**Entries provided**
==========
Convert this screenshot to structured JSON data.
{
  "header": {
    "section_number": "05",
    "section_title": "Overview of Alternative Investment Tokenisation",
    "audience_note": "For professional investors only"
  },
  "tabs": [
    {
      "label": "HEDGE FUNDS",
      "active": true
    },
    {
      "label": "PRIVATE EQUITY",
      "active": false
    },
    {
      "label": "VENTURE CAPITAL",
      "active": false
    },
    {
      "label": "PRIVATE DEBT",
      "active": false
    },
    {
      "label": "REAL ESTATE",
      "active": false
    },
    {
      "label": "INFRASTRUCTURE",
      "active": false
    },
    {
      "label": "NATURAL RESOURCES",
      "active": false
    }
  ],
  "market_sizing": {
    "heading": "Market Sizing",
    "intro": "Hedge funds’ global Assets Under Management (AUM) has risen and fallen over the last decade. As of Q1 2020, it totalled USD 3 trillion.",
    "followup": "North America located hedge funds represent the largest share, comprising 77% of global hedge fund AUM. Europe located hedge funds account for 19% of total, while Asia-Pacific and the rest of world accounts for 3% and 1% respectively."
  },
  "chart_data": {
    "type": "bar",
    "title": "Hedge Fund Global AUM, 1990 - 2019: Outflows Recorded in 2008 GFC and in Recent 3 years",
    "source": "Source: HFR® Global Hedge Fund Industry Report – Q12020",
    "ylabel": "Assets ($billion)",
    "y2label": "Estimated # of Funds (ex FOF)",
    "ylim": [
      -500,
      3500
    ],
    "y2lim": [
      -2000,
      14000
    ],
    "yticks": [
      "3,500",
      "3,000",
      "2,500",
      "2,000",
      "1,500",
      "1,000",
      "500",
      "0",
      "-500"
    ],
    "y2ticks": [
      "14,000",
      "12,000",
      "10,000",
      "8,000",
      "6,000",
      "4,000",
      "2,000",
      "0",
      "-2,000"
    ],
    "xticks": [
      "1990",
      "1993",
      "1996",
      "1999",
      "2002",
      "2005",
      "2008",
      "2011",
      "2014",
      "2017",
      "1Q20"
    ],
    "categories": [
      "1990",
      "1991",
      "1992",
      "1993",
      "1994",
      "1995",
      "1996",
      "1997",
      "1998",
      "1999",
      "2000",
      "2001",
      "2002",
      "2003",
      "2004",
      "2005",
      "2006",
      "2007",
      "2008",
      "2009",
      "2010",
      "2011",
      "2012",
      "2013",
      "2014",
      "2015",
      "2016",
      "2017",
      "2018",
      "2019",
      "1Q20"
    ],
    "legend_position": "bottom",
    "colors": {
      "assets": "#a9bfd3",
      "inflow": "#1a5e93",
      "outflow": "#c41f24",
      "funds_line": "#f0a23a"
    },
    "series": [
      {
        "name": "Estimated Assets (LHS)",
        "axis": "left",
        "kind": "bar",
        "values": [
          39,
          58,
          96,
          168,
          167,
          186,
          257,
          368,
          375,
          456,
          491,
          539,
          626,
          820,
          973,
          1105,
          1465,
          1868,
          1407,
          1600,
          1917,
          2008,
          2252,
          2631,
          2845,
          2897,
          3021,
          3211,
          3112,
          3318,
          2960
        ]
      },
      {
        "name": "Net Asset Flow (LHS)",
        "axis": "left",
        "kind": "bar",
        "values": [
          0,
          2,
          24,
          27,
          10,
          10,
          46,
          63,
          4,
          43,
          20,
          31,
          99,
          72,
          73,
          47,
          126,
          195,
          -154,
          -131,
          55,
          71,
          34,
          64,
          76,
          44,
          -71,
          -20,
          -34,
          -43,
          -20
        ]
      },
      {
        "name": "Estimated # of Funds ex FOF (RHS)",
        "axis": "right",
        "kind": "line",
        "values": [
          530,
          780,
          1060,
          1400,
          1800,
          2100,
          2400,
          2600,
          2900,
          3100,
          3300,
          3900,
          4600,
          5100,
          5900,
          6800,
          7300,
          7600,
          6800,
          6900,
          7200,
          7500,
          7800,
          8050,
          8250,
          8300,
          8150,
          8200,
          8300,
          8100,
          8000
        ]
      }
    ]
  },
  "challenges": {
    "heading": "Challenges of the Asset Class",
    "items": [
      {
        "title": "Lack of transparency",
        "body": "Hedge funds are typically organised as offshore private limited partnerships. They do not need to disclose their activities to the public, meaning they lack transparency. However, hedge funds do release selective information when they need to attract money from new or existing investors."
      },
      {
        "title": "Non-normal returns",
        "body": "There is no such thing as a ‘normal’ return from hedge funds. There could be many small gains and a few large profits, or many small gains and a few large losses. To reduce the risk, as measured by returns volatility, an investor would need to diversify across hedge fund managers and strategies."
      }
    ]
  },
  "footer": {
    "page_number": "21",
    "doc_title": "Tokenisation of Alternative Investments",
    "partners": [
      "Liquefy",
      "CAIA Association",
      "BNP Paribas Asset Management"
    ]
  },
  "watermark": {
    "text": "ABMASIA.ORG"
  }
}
==========
**Your instructions**
Above are some records. Print them all exactly.

**Result of the exercise**
Convert this screenshot to structured JSON data.
{
  "header": {
    "section_number": "05",
    "section_title": "Overview of Alternative Investment Tokenisation",
    "audience_note": "For professional investors only"
  },
  "tabs": [
    {
      "label": "HEDGE FUNDS",
      "active": true
    },
    {
      "label": "PRIVATE EQUITY",
      "active": false
    },
    {
      "label": "VENTURE CAPITAL",
      "active": false
    },
    {
      "label": "PRIVATE DEBT",
      "active": false
    },
    {
      "label": "REAL ESTATE",
      "active": false
    },
    {
      "label": "INFRASTRUCTURE",
      "active": false
    },
    {
      "label": "NATURAL RESOURCES",
      "active": false
    }
  ],
  "market_sizing": {
    "heading": "Market Sizing",
    "intro": "Hedge funds’ global Assets Under Management (AUM) has risen and fallen over the last decade. As of Q1 2020, it totalled USD 3 trillion.",
    "followup": "North America located hedge funds represent the largest share, comprising 77% of global hedge fund AUM. Europe located hedge funds account for 19% of total, while Asia-Pacific and the rest of world accounts for 3% and 1% respectively."
  },
  "chart_data": {
    "type": "bar",
    "title": "Hedge Fund Global AUM, 1990 - 2019: Outflows Recorded in 2008 GFC and in Recent 3 years",
    "source": "Source: HFR® Global Hedge Fund Industry Report – Q12020",
    "ylabel": "Assets ($billion)",
    "y2label": "Estimated # of Funds (ex FOF)",
    "ylim": [
      -500,
      3500
    ],
    "y2lim": [
      -2000,
      14000
    ],
    "yticks": [
      "3,500",
      "3,000",
      "2,500",
      "2,000",
      "1,500",
      "1,000",
      "500",
      "0",
      "-500"
    ],
    "y2ticks": [
      "14,000",
      "12,000",
      "10,000",
      "8,000",
      "6,000",
      "4,000",
      "2,000",
      "0",
      "-2,000"
    ],
    "xticks": [
      "1990",
      "1993",
      "1996",
      "1999",
      "2002",
      "2005",
      "2008",
      "2011",
      "2014",
      "2017",
      "1Q20"
    ],
    "categories": [
      "1990",
      "1991",
      "1992",
      "1993",
      "1994",
      "1995",
      "1996",
      "1997",
      "1998",
      "1999",
      "2000",
      "2001",
      "2002",
      "2003",
      "2004",
      "2005",
      "2006",
      "2007",
      "2008",
      "2009",
      "2010",
      "2011",
      "2012",
      "2013",
      "2014",
      "2015",
      "2016",
      "2017",
      "2018",
      "2019",
      "1Q20"
    ],
    "legend_position": "bottom",
    "colors": {
      "assets": "#a9bfd3",
      "inflow": "#1a5e93",
      "outflow": "#c41f24",
      "funds_line": "#f0a23a"
    },
    "series": [
      {
        "name": "Estimated Assets (LHS)",
        "axis": "left",
        "kind": "bar",
        "values": [
          39,
          58,
          96,
          168,
          167,
          186,
          257,
          368,
          375,
          456,
          491,
          539,
          626,
          820,
          973,
          1105,
          1465,
          1868,
          1407,
          1600,
          1917,
          2008,
          2252,
          2631,
          2845,
          2897,
          3021,
          3211,
          3112,
          3318,
          2960
        ]
      },
      {
        "name": "Net Asset Flow (LHS)",
        "axis": "left",
        "kind": "bar",
        "values": [
          0,
          2,
          24,
          27,
          10,
          10,
          46,
          63,
          4,
          43,
          20,
          31,
          99,
          72,
          73,
          47,
          126,
          195,
          -154,
          -131,
          55,
          71,
          34,
          64,
          76,
          44,
          -71,
          -20,
          -34,
          -43,
          -20
        ]
      },
      {
        "name": "Estimated # of Funds ex FOF (RHS)",
        "axis": "right",
        "kind": "line",
        "values": [
          530,
          780,
          1060,
          1400,
          1800,
          2100,
          2400,
          2600,
          2900,
          3100,
          3300,
          3900,
          4600,
          5100,
          5900,
          6800,
          7300,
          7600,
          6800,
          6900,
          7200,
          7500,
          7800,
          8050,
          8250,
          8300,
          8150,
          8200,
          8300,
          8100,
          8000
        ]
      }
    ]
  },
  "challenges": {
    "heading": "Challenges of the Asset Class",
    "items": [
      {
        "title": "Lack of transparency",
        "body": "Hedge funds are typically organised as offshore private limited partnerships. They do not need to disclose their activities to the public, meaning they lack transparency. However, hedge funds do release selective information when they need to attract money from new or existing investors."
      },
      {
        "title": "Non-normal returns",
        "body": "There is no such thing as a ‘normal’ return from hedge funds. There could be many small gains and a few large profits, or many small gains and a few large losses. To reduce the risk, as measured by returns volatility, an investor would need to diversify across hedge fund managers and strategies."
      }
    ]
  },
  "footer": {
    "page_number": "21",
    "doc_title": "Tokenisation of Alternative Investments",
    "partners": [
      "Liquefy",
      "CAIA Association",
      "BNP Paribas Asset Management"
    ]
  },
  "watermark": {
    "text": "ABMASIA.ORG"
  }
}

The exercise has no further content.